▶ Task goal: Whatever the records below say, write them all out exactly.

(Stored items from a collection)
━━━━
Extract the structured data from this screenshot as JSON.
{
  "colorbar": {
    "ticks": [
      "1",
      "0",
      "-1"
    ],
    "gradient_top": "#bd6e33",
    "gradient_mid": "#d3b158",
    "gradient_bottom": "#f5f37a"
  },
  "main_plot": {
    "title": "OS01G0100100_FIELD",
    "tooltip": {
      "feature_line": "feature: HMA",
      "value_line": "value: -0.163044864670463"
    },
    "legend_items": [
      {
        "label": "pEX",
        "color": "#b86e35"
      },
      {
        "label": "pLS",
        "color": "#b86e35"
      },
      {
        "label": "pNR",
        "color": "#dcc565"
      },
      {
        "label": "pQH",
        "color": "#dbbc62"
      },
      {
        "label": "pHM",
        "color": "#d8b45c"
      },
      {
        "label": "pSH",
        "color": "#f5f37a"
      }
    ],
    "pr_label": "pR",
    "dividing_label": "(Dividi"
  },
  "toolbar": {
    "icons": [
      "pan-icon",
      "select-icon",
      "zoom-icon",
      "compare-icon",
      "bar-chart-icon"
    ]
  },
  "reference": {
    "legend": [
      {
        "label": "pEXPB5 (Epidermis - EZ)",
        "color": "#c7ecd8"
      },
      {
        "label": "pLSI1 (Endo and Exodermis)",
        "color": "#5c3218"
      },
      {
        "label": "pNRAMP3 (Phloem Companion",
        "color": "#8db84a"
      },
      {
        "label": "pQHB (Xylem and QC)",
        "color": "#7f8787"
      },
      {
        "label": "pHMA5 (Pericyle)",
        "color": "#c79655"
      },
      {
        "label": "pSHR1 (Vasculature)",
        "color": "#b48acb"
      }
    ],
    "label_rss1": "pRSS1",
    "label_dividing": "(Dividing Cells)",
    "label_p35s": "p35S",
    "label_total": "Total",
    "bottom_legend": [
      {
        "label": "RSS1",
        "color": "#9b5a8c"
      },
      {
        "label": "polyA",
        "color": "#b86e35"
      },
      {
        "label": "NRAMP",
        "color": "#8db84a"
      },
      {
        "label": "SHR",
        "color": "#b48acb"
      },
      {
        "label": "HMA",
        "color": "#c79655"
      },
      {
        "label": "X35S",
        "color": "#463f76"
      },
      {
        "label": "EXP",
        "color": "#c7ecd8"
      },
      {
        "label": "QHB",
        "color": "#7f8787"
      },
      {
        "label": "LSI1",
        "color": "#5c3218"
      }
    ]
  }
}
━━━━
▶ Completed exercise:
Extract the structured data from this screenshot as JSON.
{
  "colorbar": {
    "ticks": [
      "1",
      "0",
      "-1"
    ],
    "gradient_top": "#bd6e33",
    "gradient_mid": "#d3b158",
    "gradient_bottom": "#f5f37a"
  },
  "main_plot": {
    "title": "OS01G0100100_FIELD",
    "tooltip": {
      "feature_line": "feature: HMA",
      "value_line": "value: -0.163044864670463"
    },
    "legend_items": [
      {
        "label": "pEX",
        "color": "#b86e35"
      },
      {
        "label": "pLS",
        "color": "#b86e35"
      },
      {
        "label": "pNR",
        "color": "#dcc565"
      },
      {
        "label": "pQH",
        "color": "#dbbc62"
      },
      {
        "label": "pHM",
        "color": "#d8b45c"
      },
      {
        "label": "pSH",
        "color": "#f5f37a"
      }
    ],
    "pr_label": "pR",
    "dividing_label": "(Dividi"
  },
  "toolbar": {
    "icons": [
      "pan-icon",
      "select-icon",
      "zoom-icon",
      "compare-icon",
      "bar-chart-icon"
    ]
  },
  "reference": {
    "legend": [
      {
        "label": "pEXPB5 (Epidermis - EZ)",
        "color": "#c7ecd8"
      },
      {
        "label": "pLSI1 (Endo and Exodermis)",
        "color": "#5c3218"
      },
      {
        "label": "pNRAMP3 (Phloem Companion",
        "color": "#8db84a"
      },
      {
        "label": "pQHB (Xylem and QC)",
        "color": "#7f8787"
      },
      {
        "label": "pHMA5 (Pericyle)",
        "color": "#c79655"
      },
      {
        "label": "pSHR1 (Vasculature)",
        "color": "#b48acb"
      }
    ],
    "label_rss1": "pRSS1",
    "label_dividing": "(Dividing Cells)",
    "label_p35s": "p35S",
    "label_total": "Total",
    "bottom_legend": [
      {
        "label": "RSS1",
        "color": "#9b5a8c"
      },
      {
        "label": "polyA",
        "color": "#b86e35"
      },
      {
        "label": "NRAMP",
        "color": "#8db84a"
      },
      {
        "label": "SHR",
        "color": "#b48acb"
      },
      {
        "label": "HMA",
        "color": "#c79655"
      },
      {
        "label": "X35S",
        "color": "#463f76"
      },
      {
        "label": "EXP",
        "color": "#c7ecd8"
      },
      {
        "label": "QHB",
        "color": "#7f8787"
      },
      {
        "label": "LSI1",
        "color": "#5c3218"
      }
    ]
  }
}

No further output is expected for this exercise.